The problem
Scan the listing and work out how many lines contain the word "انظر". Nothing but the number should be given.

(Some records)
++++++++++
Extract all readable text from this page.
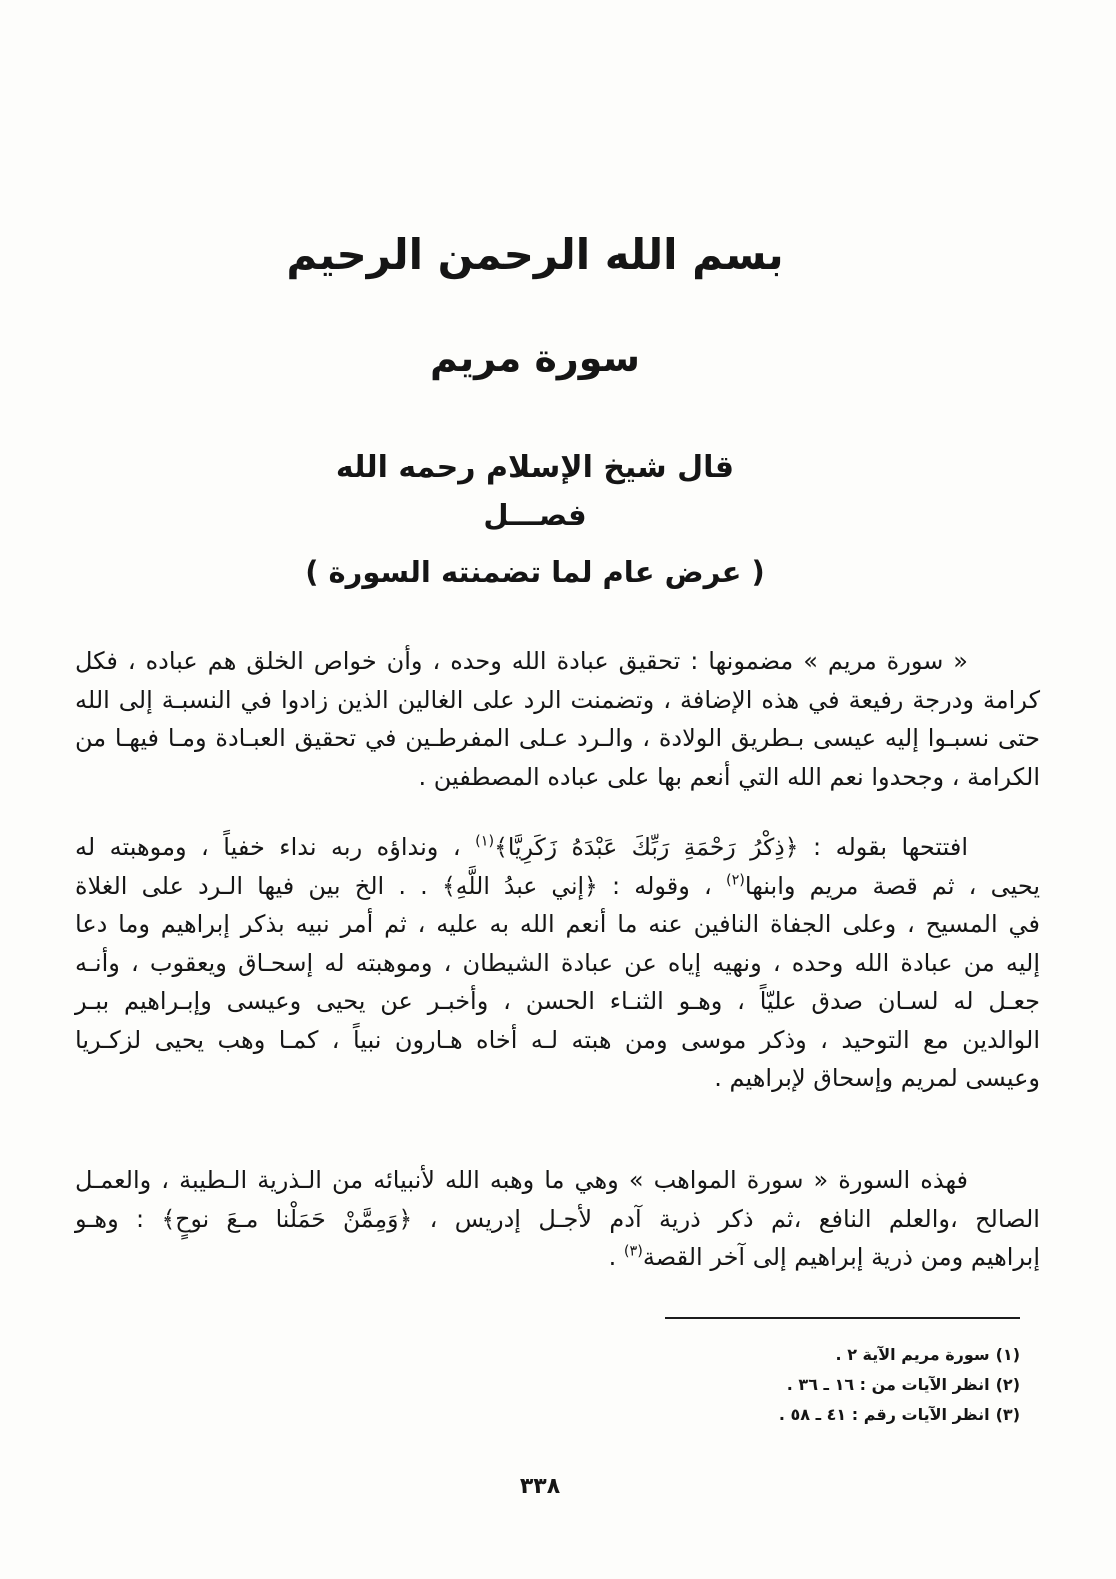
بسم الله الرحمن الرحيم
سورة مريم
قال شيخ الإسلام رحمه الله
فصـــل
( عرض عام لما تضمنته السورة )
« سورة مريم » مضمونها : تحقيق عبادة الله وحده ، وأن خواص الخلق هم عباده ، فكل
كرامة ودرجة رفيعة في هذه الإضافة ، وتضمنت الرد على الغالين الذين زادوا في النسبـة إلى الله
حتى نسبـوا إليه عيسى بـطريق الولادة ، والـرد عـلى المفرطـين في تحقيق العبـادة ومـا فيهـا من
الكرامة ، وجحدوا نعم الله التي أنعم بها على عباده المصطفين .
افتتحها بقوله : ﴿ذِكْرُ رَحْمَةِ رَبِّكَ عَبْدَهُ زَكَرِيَّا﴾$^{(١)}$ ، ونداؤه ربه نداء خفياً ، وموهبته له
يحيى ، ثم قصة مريم وابنها$^{(٢)}$ ، وقوله : ﴿إني عبدُ اللَّهِ﴾ . . الخ بين فيها الـرد على الغلاة
في المسيح ، وعلى الجفاة النافين عنه ما أنعم الله به عليه ، ثم أمر نبيه بذكر إبراهيم وما دعا
إليه من عبادة الله وحده ، ونهيه إياه عن عبادة الشيطان ، وموهبته له إسحـاق ويعقوب ، وأنـه
جعـل له لسـان صدق عليّاً ، وهـو الثنـاء الحسن ، وأخبـر عن يحيى وعيسى وإبـراهيم ببـر
الوالدين مع التوحيد ، وذكر موسى ومن هبته لـه أخاه هـارون نبياً ، كمـا وهب يحيى لزكـريا
وعيسى لمريم وإسحاق لإبراهيم .
فهذه السورة « سورة المواهب » وهي ما وهبه الله لأنبيائه من الـذرية الـطيبة ، والعمـل
الصالح ،والعلم النافع ،ثم ذكر ذرية آدم لأجـل إدريس ، ﴿وَمِمَّنْ حَمَلْنا مـعَ نوحٍ﴾ : وهـو
إبراهيم ومن ذرية إبراهيم إلى آخر القصة$^{(٣)}$ .
(١)سورة مريم الآية ٢ .
(٢)انظر الآيات من : ١٦ ـ ٣٦ .
(٣)انظر الآيات رقم : ٤١ ـ ٥٨ .
٣٣٨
++++++++++
Response
2